>> Begin

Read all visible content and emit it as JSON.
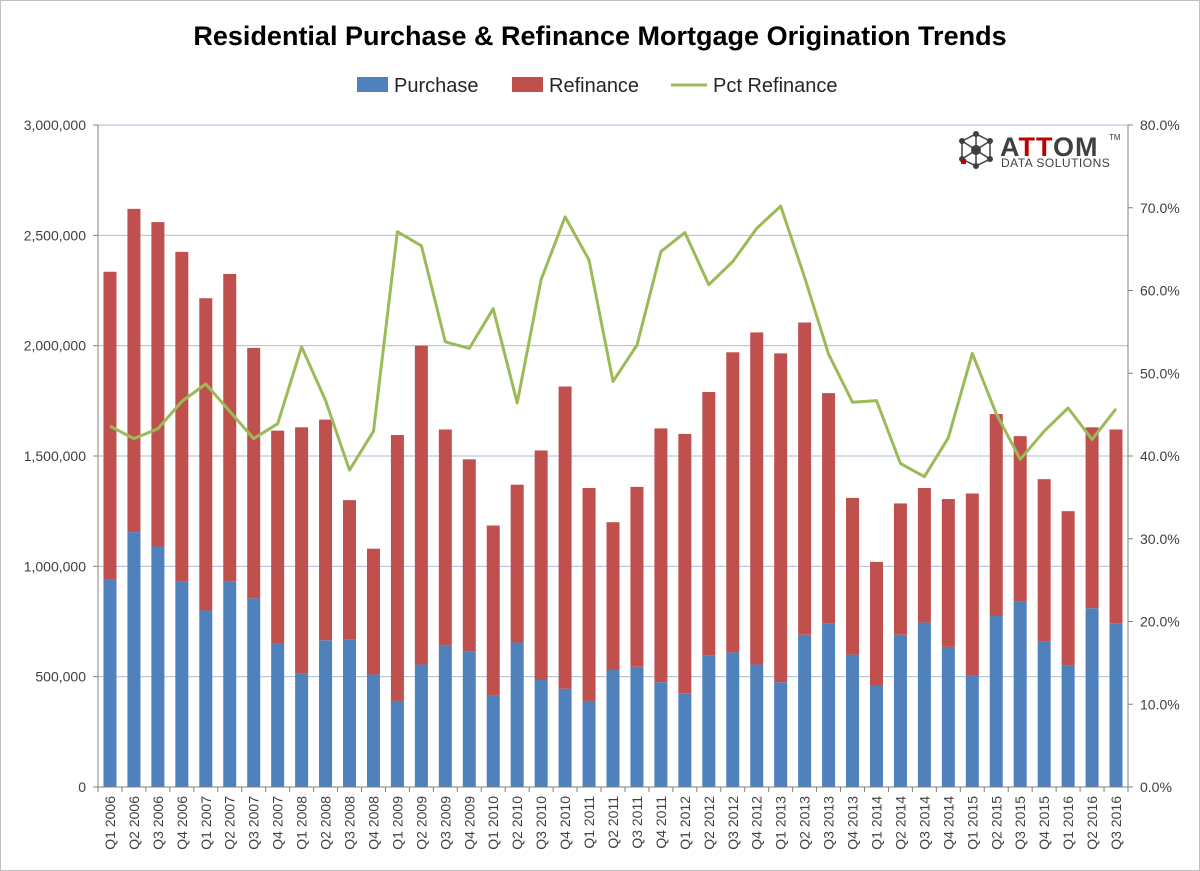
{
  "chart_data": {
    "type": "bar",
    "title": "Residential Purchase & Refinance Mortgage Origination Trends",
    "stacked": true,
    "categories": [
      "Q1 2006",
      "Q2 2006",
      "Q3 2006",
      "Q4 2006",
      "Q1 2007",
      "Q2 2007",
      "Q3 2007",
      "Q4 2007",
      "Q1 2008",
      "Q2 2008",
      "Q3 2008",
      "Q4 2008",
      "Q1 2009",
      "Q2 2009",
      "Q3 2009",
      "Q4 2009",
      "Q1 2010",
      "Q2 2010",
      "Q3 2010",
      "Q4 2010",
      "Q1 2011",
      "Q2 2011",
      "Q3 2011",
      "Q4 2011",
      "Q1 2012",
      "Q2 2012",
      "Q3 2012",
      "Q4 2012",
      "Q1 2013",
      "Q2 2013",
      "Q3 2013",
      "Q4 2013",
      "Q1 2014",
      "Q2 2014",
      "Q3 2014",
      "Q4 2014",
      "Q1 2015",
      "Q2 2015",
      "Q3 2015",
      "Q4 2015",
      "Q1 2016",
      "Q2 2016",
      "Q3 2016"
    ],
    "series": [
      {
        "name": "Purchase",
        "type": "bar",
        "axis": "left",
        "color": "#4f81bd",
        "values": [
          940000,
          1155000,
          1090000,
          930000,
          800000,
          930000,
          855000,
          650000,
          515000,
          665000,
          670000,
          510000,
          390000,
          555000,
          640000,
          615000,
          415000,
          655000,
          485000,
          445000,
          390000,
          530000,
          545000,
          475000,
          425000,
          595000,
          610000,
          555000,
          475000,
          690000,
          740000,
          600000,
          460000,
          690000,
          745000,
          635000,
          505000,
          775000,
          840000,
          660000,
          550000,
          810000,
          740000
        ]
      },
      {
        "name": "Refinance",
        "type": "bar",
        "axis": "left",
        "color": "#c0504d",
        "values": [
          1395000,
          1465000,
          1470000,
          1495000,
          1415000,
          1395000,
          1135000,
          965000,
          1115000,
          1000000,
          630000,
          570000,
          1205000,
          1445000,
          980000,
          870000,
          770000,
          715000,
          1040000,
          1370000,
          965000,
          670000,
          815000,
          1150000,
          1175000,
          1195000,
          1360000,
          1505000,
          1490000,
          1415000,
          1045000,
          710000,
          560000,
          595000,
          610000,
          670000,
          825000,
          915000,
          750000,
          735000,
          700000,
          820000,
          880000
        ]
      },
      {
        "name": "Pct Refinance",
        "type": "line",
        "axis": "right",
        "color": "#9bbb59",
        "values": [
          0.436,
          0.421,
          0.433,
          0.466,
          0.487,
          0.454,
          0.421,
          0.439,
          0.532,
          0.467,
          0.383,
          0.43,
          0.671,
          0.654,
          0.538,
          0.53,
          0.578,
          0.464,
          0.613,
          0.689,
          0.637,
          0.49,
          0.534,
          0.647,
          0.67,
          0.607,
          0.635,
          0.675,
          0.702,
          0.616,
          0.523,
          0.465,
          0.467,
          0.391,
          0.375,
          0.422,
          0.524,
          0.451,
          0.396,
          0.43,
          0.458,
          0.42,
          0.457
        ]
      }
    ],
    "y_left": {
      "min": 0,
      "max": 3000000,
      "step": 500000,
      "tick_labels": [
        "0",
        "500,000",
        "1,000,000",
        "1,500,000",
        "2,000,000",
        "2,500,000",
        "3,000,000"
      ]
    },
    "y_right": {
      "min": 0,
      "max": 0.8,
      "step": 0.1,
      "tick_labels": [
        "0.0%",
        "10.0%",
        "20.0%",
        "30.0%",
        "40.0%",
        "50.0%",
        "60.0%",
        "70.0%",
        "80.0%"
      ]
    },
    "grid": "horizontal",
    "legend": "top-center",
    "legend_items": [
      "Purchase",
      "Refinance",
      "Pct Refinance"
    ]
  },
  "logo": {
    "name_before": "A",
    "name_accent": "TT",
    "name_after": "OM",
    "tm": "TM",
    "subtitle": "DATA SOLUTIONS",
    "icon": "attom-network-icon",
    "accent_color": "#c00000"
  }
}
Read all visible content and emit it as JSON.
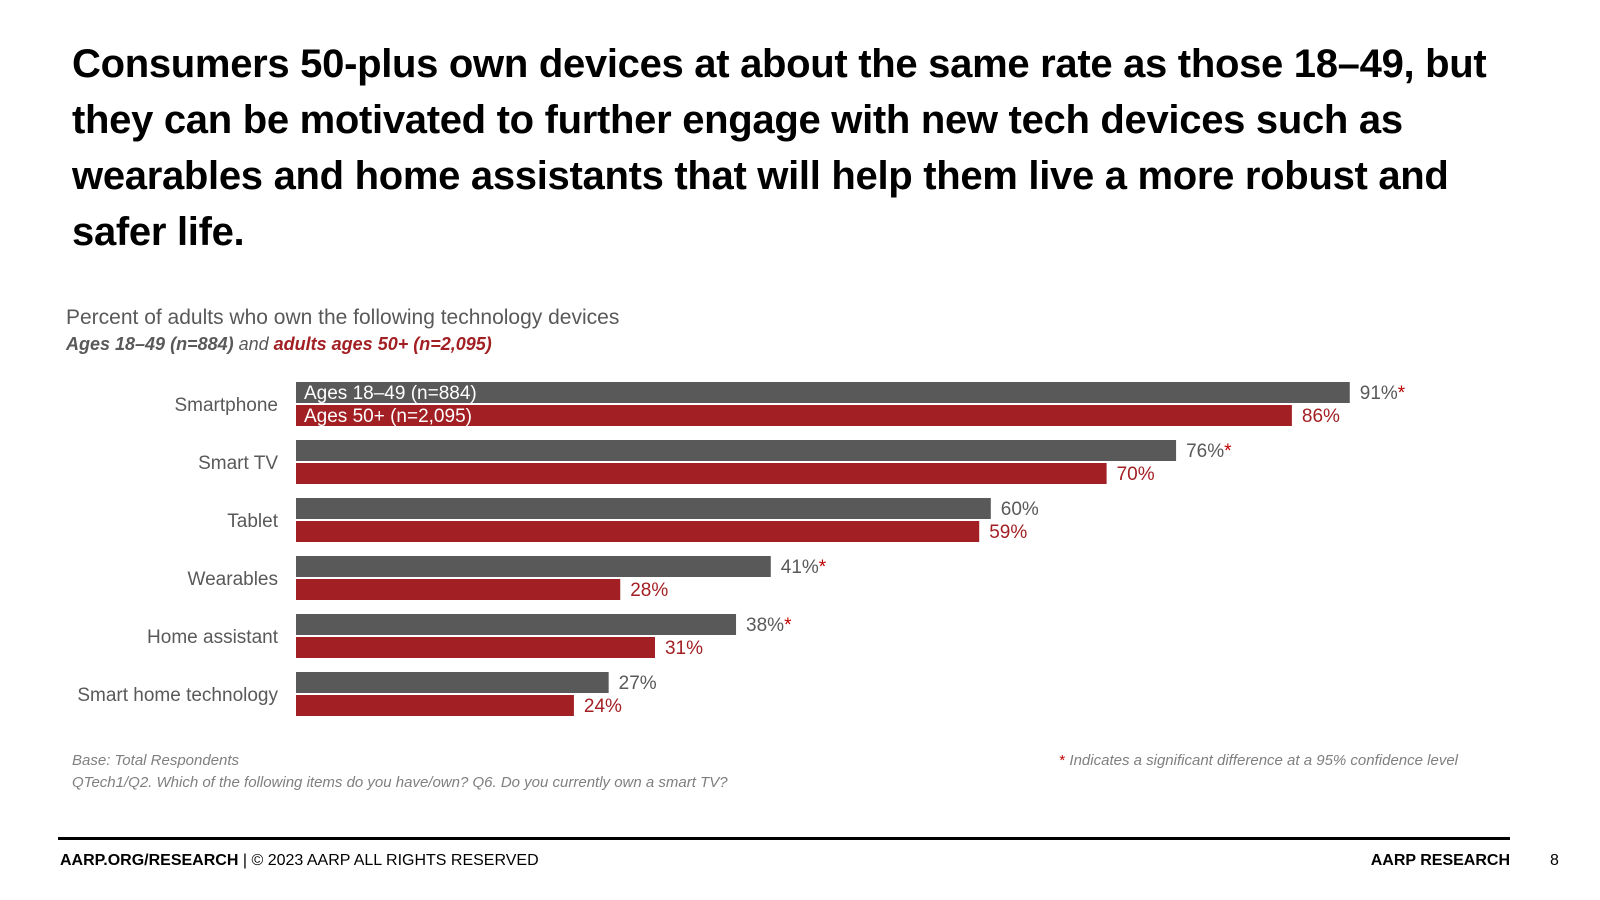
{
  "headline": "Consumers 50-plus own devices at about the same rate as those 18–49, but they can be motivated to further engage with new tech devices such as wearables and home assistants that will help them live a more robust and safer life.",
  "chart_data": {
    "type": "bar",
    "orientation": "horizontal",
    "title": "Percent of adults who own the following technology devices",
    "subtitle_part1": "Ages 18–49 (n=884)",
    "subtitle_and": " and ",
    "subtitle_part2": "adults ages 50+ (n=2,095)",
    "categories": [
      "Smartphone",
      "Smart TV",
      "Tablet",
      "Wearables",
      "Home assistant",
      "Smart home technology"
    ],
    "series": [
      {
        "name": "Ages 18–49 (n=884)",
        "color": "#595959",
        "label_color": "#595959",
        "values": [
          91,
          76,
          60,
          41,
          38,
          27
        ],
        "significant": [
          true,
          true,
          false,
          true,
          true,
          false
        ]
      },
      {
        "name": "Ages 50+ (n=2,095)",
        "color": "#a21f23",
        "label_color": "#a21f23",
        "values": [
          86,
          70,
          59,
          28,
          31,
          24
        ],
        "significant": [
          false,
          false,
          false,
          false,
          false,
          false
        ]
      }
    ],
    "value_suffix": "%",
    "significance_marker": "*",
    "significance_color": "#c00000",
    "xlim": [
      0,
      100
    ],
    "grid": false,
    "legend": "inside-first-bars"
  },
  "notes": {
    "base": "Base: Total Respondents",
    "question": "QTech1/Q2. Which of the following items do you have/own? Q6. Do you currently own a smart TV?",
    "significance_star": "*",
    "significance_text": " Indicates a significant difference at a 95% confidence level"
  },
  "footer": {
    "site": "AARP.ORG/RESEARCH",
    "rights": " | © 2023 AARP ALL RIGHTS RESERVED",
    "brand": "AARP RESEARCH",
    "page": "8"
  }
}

>> End
>> Begin

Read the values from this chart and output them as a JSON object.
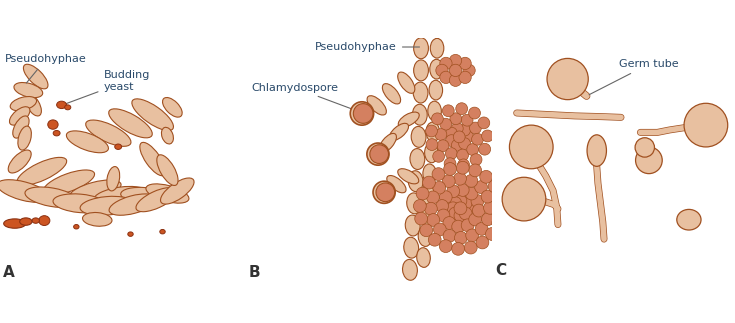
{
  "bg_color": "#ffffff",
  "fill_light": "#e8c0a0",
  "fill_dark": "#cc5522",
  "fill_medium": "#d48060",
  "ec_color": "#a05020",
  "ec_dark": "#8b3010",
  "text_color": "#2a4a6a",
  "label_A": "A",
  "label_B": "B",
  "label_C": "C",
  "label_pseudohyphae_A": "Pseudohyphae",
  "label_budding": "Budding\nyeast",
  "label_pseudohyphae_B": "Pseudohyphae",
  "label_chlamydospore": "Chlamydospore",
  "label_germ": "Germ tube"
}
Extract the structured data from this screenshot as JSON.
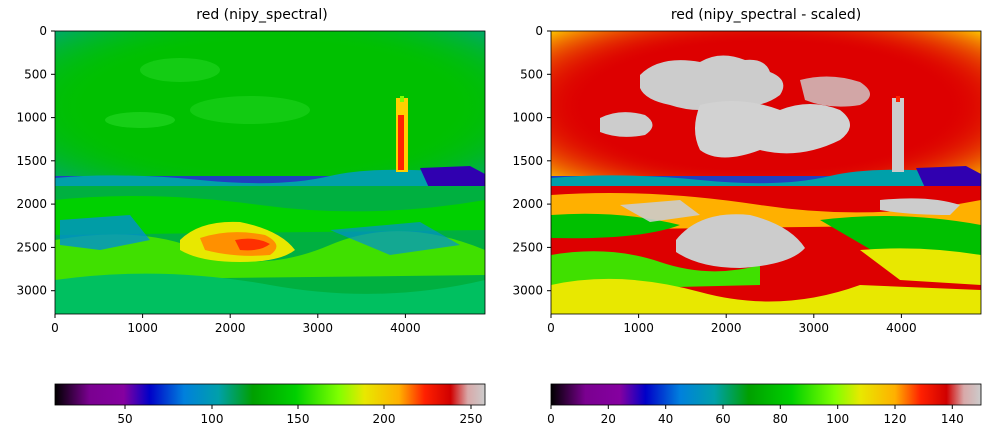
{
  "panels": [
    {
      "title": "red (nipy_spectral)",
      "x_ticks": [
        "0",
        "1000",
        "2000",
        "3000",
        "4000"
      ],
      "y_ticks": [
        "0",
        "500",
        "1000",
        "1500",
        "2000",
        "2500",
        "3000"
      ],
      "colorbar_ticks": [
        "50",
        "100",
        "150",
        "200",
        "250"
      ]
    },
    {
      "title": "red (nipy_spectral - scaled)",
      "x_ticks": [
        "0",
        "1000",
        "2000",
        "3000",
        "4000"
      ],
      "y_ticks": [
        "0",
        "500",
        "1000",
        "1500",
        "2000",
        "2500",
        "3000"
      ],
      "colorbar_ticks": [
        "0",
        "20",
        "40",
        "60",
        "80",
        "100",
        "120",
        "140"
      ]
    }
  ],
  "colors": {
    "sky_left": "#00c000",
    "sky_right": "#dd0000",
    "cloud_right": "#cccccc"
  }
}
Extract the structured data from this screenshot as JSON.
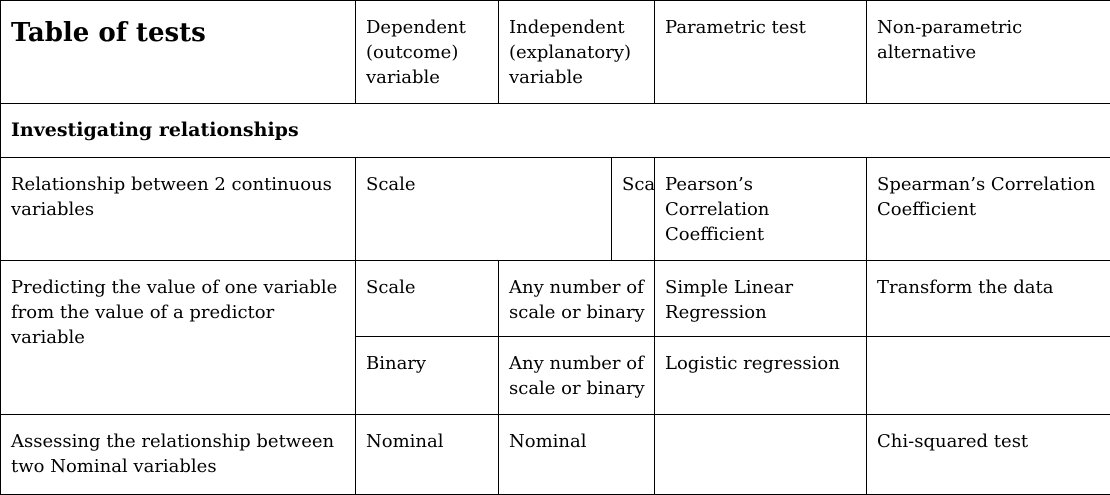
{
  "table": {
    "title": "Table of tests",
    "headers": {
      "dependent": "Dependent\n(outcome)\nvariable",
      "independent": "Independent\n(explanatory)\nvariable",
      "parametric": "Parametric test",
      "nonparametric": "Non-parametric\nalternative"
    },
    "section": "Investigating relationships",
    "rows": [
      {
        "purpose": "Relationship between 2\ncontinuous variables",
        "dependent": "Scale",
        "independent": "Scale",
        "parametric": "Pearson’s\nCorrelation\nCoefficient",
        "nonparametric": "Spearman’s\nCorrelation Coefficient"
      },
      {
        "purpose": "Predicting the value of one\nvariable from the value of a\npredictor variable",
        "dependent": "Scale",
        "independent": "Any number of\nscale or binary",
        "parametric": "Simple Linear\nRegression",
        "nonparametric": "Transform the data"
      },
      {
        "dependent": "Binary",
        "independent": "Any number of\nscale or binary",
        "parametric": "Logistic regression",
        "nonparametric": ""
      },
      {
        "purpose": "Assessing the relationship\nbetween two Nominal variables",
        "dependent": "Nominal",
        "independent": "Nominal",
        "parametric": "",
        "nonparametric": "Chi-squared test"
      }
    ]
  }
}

>> End
>> Begin

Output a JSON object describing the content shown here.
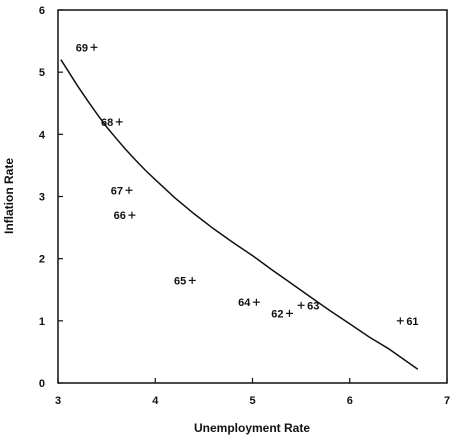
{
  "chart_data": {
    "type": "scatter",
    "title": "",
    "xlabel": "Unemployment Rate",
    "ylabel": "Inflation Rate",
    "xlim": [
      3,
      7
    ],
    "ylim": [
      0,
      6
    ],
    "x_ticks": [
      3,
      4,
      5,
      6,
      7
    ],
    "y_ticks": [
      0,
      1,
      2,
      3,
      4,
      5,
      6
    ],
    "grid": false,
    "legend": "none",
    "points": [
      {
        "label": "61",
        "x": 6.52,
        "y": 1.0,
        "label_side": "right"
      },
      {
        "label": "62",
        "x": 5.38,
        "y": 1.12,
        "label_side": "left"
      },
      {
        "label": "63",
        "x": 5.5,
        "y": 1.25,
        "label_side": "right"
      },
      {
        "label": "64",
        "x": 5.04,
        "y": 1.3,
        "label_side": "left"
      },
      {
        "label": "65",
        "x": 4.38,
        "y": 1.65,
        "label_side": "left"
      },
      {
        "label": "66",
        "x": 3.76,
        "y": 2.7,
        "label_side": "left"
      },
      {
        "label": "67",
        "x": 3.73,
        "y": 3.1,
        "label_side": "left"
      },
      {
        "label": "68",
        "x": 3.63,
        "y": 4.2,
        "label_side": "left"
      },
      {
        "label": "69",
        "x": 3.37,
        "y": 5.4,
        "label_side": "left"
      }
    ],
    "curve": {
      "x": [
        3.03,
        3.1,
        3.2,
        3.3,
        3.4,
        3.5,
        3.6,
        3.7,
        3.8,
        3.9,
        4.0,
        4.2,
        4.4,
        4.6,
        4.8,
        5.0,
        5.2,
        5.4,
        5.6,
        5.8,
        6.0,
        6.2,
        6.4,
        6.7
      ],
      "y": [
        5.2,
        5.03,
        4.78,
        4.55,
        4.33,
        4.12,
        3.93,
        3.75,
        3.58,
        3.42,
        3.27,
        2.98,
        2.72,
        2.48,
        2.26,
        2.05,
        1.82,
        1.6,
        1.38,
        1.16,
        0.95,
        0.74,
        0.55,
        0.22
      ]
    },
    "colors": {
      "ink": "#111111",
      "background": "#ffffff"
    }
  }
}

>> End

Task to carry out
Report only the number of lines in the data above that contain "following".

The output
2